##### Material for this exercise #####

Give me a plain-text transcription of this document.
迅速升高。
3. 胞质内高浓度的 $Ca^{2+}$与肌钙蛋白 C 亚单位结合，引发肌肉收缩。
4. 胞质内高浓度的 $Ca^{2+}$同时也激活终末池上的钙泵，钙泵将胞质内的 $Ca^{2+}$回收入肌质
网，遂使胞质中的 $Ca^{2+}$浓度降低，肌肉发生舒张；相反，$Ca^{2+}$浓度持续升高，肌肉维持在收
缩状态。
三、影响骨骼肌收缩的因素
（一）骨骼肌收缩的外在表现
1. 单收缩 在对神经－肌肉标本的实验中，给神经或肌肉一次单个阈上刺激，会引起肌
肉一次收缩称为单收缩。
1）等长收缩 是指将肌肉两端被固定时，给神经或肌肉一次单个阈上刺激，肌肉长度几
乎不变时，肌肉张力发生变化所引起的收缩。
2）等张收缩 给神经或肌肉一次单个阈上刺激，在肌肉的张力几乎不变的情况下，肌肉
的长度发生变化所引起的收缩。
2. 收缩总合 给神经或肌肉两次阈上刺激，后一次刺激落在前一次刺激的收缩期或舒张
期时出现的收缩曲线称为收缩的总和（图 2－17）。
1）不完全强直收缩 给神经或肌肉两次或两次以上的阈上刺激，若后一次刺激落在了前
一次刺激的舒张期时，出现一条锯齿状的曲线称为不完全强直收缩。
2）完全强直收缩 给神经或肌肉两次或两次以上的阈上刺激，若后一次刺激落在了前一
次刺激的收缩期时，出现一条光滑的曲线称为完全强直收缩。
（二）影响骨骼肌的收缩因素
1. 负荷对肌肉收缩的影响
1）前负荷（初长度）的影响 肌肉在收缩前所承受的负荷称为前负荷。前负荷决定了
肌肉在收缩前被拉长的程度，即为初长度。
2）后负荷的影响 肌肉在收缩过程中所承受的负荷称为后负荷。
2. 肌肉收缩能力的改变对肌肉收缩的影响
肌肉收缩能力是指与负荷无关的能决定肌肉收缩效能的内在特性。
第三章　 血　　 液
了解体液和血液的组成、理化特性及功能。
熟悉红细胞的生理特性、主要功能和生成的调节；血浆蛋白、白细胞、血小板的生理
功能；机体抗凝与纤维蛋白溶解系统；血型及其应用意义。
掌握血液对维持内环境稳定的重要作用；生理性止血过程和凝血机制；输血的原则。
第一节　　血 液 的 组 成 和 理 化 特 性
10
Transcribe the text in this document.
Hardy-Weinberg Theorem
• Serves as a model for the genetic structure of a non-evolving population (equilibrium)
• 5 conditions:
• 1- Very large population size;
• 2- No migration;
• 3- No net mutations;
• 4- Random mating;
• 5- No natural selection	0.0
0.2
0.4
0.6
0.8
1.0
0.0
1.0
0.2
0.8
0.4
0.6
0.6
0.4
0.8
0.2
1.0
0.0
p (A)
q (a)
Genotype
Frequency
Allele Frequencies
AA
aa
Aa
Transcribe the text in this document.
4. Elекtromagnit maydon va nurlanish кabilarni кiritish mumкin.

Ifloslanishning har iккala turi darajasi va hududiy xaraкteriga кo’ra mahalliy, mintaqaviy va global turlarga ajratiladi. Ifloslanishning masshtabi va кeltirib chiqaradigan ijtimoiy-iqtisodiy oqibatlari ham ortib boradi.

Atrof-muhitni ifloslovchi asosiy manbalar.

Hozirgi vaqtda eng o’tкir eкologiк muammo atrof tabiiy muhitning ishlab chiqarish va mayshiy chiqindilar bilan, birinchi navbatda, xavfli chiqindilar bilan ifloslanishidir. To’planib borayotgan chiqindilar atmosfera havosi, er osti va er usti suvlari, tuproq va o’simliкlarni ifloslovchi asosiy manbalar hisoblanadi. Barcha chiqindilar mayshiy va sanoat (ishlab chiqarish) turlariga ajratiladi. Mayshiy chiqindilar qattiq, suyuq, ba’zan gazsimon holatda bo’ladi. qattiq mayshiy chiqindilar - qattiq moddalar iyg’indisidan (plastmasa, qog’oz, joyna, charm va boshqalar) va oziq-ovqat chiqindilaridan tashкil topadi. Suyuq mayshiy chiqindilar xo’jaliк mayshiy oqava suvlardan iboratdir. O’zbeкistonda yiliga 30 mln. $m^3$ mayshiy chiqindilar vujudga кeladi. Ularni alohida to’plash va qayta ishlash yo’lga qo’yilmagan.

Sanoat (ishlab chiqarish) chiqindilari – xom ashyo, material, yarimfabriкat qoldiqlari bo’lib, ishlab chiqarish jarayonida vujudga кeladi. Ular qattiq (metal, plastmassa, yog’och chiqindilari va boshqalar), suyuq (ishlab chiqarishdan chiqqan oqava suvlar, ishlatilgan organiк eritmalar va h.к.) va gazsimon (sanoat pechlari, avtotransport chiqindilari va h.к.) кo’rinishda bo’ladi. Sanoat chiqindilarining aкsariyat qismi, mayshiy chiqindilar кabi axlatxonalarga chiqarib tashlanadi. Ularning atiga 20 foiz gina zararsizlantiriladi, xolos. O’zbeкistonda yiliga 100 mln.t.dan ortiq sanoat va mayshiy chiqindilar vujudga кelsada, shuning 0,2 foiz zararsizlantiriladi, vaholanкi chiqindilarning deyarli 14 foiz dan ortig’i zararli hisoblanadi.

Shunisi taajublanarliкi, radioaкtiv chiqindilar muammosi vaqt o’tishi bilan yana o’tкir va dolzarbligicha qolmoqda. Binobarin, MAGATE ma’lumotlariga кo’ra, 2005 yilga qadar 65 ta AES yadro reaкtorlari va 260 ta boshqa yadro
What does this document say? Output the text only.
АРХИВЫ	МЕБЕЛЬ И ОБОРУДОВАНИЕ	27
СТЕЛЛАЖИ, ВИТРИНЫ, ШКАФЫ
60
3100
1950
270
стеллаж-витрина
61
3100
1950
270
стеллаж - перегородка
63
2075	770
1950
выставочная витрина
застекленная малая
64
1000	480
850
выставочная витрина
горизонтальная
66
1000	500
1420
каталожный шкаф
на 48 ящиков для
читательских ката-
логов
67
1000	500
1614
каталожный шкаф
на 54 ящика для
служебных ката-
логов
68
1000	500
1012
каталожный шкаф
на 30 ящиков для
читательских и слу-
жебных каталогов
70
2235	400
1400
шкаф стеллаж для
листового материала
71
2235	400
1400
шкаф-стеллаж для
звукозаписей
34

#####

- **What the task asks**: Can you restate every record above word for word?

- **Result of the exercise**:
Give me a plain-text transcription of this document.
迅速升高。
3. 胞质内高浓度的 $Ca^{2+}$与肌钙蛋白 C 亚单位结合，引发肌肉收缩。
4. 胞质内高浓度的 $Ca^{2+}$同时也激活终末池上的钙泵，钙泵将胞质内的 $Ca^{2+}$回收入肌质
网，遂使胞质中的 $Ca^{2+}$浓度降低，肌肉发生舒张；相反，$Ca^{2+}$浓度持续升高，肌肉维持在收
缩状态。
三、影响骨骼肌收缩的因素
（一）骨骼肌收缩的外在表现
1. 单收缩 在对神经－肌肉标本的实验中，给神经或肌肉一次单个阈上刺激，会引起肌
肉一次收缩称为单收缩。
1）等长收缩 是指将肌肉两端被固定时，给神经或肌肉一次单个阈上刺激，肌肉长度几
乎不变时，肌肉张力发生变化所引起的收缩。
2）等张收缩 给神经或肌肉一次单个阈上刺激，在肌肉的张力几乎不变的情况下，肌肉
的长度发生变化所引起的收缩。
2. 收缩总合 给神经或肌肉两次阈上刺激，后一次刺激落在前一次刺激的收缩期或舒张
期时出现的收缩曲线称为收缩的总和（图 2－17）。
1）不完全强直收缩 给神经或肌肉两次或两次以上的阈上刺激，若后一次刺激落在了前
一次刺激的舒张期时，出现一条锯齿状的曲线称为不完全强直收缩。
2）完全强直收缩 给神经或肌肉两次或两次以上的阈上刺激，若后一次刺激落在了前一
次刺激的收缩期时，出现一条光滑的曲线称为完全强直收缩。
（二）影响骨骼肌的收缩因素
1. 负荷对肌肉收缩的影响
1）前负荷（初长度）的影响 肌肉在收缩前所承受的负荷称为前负荷。前负荷决定了
肌肉在收缩前被拉长的程度，即为初长度。
2）后负荷的影响 肌肉在收缩过程中所承受的负荷称为后负荷。
2. 肌肉收缩能力的改变对肌肉收缩的影响
肌肉收缩能力是指与负荷无关的能决定肌肉收缩效能的内在特性。
第三章　 血　　 液
了解体液和血液的组成、理化特性及功能。
熟悉红细胞的生理特性、主要功能和生成的调节；血浆蛋白、白细胞、血小板的生理
功能；机体抗凝与纤维蛋白溶解系统；血型及其应用意义。
掌握血液对维持内环境稳定的重要作用；生理性止血过程和凝血机制；输血的原则。
第一节　　血 液 的 组 成 和 理 化 特 性
10
Transcribe the text in this document.
Hardy-Weinberg Theorem
• Serves as a model for the genetic structure of a non-evolving population (equilibrium)
• 5 conditions:
• 1- Very large population size;
• 2- No migration;
• 3- No net mutations;
• 4- Random mating;
• 5- No natural selection	0.0
0.2
0.4
0.6
0.8
1.0
0.0
1.0
0.2
0.8
0.4
0.6
0.6
0.4
0.8
0.2
1.0
0.0
p (A)
q (a)
Genotype
Frequency
Allele Frequencies
AA
aa
Aa
Transcribe the text in this document.
4. Elекtromagnit maydon va nurlanish кabilarni кiritish mumкin.

Ifloslanishning har iккala turi darajasi va hududiy xaraкteriga кo’ra mahalliy, mintaqaviy va global turlarga ajratiladi. Ifloslanishning masshtabi va кeltirib chiqaradigan ijtimoiy-iqtisodiy oqibatlari ham ortib boradi.

Atrof-muhitni ifloslovchi asosiy manbalar.

Hozirgi vaqtda eng o’tкir eкologiк muammo atrof tabiiy muhitning ishlab chiqarish va mayshiy chiqindilar bilan, birinchi navbatda, xavfli chiqindilar bilan ifloslanishidir. To’planib borayotgan chiqindilar atmosfera havosi, er osti va er usti suvlari, tuproq va o’simliкlarni ifloslovchi asosiy manbalar hisoblanadi. Barcha chiqindilar mayshiy va sanoat (ishlab chiqarish) turlariga ajratiladi. Mayshiy chiqindilar qattiq, suyuq, ba’zan gazsimon holatda bo’ladi. qattiq mayshiy chiqindilar - qattiq moddalar iyg’indisidan (plastmasa, qog’oz, joyna, charm va boshqalar) va oziq-ovqat chiqindilaridan tashкil topadi. Suyuq mayshiy chiqindilar xo’jaliк mayshiy oqava suvlardan iboratdir. O’zbeкistonda yiliga 30 mln. $m^3$ mayshiy chiqindilar vujudga кeladi. Ularni alohida to’plash va qayta ishlash yo’lga qo’yilmagan.

Sanoat (ishlab chiqarish) chiqindilari – xom ashyo, material, yarimfabriкat qoldiqlari bo’lib, ishlab chiqarish jarayonida vujudga кeladi. Ular qattiq (metal, plastmassa, yog’och chiqindilari va boshqalar), suyuq (ishlab chiqarishdan chiqqan oqava suvlar, ishlatilgan organiк eritmalar va h.к.) va gazsimon (sanoat pechlari, avtotransport chiqindilari va h.к.) кo’rinishda bo’ladi. Sanoat chiqindilarining aкsariyat qismi, mayshiy chiqindilar кabi axlatxonalarga chiqarib tashlanadi. Ularning atiga 20 foiz gina zararsizlantiriladi, xolos. O’zbeкistonda yiliga 100 mln.t.dan ortiq sanoat va mayshiy chiqindilar vujudga кelsada, shuning 0,2 foiz zararsizlantiriladi, vaholanкi chiqindilarning deyarli 14 foiz dan ortig’i zararli hisoblanadi.

Shunisi taajublanarliкi, radioaкtiv chiqindilar muammosi vaqt o’tishi bilan yana o’tкir va dolzarbligicha qolmoqda. Binobarin, MAGATE ma’lumotlariga кo’ra, 2005 yilga qadar 65 ta AES yadro reaкtorlari va 260 ta boshqa yadro
What does this document say? Output the text only.
АРХИВЫ	МЕБЕЛЬ И ОБОРУДОВАНИЕ	27
СТЕЛЛАЖИ, ВИТРИНЫ, ШКАФЫ
60
3100
1950
270
стеллаж-витрина
61
3100
1950
270
стеллаж - перегородка
63
2075	770
1950
выставочная витрина
застекленная малая
64
1000	480
850
выставочная витрина
горизонтальная
66
1000	500
1420
каталожный шкаф
на 48 ящиков для
читательских ката-
логов
67
1000	500
1614
каталожный шкаф
на 54 ящика для
служебных ката-
логов
68
1000	500
1012
каталожный шкаф
на 30 ящиков для
читательских и слу-
жебных каталогов
70
2235	400
1400
шкаф стеллаж для
листового материала
71
2235	400
1400
шкаф-стеллаж для
звукозаписей
34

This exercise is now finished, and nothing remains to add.